■ PROBLEMS TO WORK ON:
**a.** In the travel post, who carried Bob's two cases across the bridge over the tracks?
**b.** Reproduce the passage of the travel post between "Is there a point" and "to downright misleading.", inclusive.

■ DOCUMENT SECTION:
____________

I blogged yesterday about our unfortunate experiences entering Stratford Upon Avon. (My unstated conclusion was that the town is confident that William (Shakespeare) will continue to pull in the tourists, and additional efforts are unnecessary.)

That said, we did encounter a couple of wonderful, helpful people. When we got off the train in Stratford, we were on the opposite side of the tracks from the station, requiring us to negotiate one of those bridges that spans the tracks. Up a flight of stairs, across, and then down to the platform. I had the big suitcase, and a young man insisted on carrying it for me up, across and then down the steps, despite my protests that I could handle it. Bob’s experience was similar–a man traveling with his toddler daughter took both cases across the bridge for him.

In my case, the helpful young man was an Arab. Bob’s helper was black.

I don’t want to use this happenstance to draw any large social conclusions; I simply note it. But we have both remarked upon the changing composition of the English crowds we’ve encountered on this trip. Americans like to think our country is more diverse than other western industrialized nations, but if our observations are representative, multiculturalism is hardly confined to the U.S. As we looked out the windows at each of the 15 stops between London and Stratford, we were struck by the number of women wearing hijabs (even a few burkas), and others who clearly were not from stereotypical English backgrounds.

Those observations made me think about our dinner companions on the just-ended cruise. We ate with a couple from Switzerland whose son lives in Florida and whose daughter lives in Germany. The wife’s sister lives in Paris. The couple themselves have a flat in Nice, an apartment in Florida and their “ancestral” home in Switzerland. They are multi-lingual (I always feel like an ugly American around people who are fluent in three or four languages…). During our trip, we met a number of people with such multiple “homes” and what one might call “shared identities.”

Is there a point to these random observations? Probably not–unless we chalk up all these experiences to “the world is changing” and “you can’t tell a book by its cover.” Stereotypes–racial, national, religious, what-have-you–have never been particularly reliable, but in the world we inhabit, they have gone from being marginally useful to downright misleading.

Sometimes, travel outside one’s safe, familiar world is a forcible reminder that identity is a social construct.

____________

■ RECORD LIST:
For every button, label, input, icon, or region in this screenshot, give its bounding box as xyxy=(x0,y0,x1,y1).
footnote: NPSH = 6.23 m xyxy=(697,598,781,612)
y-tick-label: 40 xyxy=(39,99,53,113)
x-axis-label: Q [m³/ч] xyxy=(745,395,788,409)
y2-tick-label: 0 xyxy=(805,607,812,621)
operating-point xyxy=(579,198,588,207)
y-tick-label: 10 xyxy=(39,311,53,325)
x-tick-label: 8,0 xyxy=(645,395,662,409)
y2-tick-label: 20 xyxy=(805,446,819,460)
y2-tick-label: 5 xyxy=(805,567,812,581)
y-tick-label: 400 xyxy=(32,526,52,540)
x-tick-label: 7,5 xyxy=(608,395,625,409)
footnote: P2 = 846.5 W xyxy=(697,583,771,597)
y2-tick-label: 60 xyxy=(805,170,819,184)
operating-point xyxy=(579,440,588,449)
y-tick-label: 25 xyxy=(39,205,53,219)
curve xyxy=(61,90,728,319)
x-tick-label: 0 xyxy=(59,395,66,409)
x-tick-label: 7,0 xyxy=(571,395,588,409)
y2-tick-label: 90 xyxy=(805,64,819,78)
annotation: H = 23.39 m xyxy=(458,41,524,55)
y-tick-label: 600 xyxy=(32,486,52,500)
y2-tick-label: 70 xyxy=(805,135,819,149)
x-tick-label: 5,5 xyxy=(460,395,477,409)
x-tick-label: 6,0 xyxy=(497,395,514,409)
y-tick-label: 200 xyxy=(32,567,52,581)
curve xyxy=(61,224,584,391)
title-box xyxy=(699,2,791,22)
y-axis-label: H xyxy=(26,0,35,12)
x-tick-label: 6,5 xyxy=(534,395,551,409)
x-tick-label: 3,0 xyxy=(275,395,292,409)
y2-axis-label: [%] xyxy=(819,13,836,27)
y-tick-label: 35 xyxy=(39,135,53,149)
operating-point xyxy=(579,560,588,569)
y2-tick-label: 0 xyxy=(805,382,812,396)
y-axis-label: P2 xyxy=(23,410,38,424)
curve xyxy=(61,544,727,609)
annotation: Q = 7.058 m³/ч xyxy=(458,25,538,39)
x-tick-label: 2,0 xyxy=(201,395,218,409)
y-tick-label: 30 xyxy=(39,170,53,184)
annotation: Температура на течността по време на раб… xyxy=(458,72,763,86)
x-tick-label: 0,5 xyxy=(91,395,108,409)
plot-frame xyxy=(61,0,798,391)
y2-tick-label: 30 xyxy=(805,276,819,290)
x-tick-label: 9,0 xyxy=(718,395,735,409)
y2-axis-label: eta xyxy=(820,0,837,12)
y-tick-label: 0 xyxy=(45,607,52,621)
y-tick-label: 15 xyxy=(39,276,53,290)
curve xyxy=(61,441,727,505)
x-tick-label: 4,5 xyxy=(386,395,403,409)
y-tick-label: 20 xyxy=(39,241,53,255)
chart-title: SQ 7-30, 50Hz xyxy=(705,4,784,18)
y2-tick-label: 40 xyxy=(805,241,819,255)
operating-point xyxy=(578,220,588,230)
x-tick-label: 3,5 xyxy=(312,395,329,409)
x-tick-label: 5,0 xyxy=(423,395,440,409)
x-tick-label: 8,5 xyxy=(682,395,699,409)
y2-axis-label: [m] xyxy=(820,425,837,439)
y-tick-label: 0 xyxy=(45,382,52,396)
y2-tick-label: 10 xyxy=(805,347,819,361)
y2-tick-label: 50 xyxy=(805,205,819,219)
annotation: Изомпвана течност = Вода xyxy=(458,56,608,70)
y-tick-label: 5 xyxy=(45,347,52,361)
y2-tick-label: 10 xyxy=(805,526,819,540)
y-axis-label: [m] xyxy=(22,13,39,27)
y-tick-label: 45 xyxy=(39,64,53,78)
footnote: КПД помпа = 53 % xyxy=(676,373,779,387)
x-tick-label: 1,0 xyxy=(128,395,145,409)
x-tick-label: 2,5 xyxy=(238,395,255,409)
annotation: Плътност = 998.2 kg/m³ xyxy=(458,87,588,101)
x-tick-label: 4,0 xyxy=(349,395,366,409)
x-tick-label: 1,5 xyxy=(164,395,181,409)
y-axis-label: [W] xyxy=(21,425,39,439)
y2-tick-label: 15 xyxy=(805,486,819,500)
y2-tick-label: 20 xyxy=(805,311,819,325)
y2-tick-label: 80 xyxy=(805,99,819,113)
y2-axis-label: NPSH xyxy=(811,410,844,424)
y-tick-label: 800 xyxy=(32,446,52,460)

____________

■ PER-TASK ANSWERS:
**a.** A man traveling with his toddler daughter.

**b.**
Is there a point to these random observations? Probably not–unless we chalk up all these experiences to “the world is changing” and “you can’t tell a book by its cover.” Stereotypes–racial, national, religious, what-have-you–have never been particularly reliable, but in the world we inhabit, they have gone from being marginally useful to downright misleading.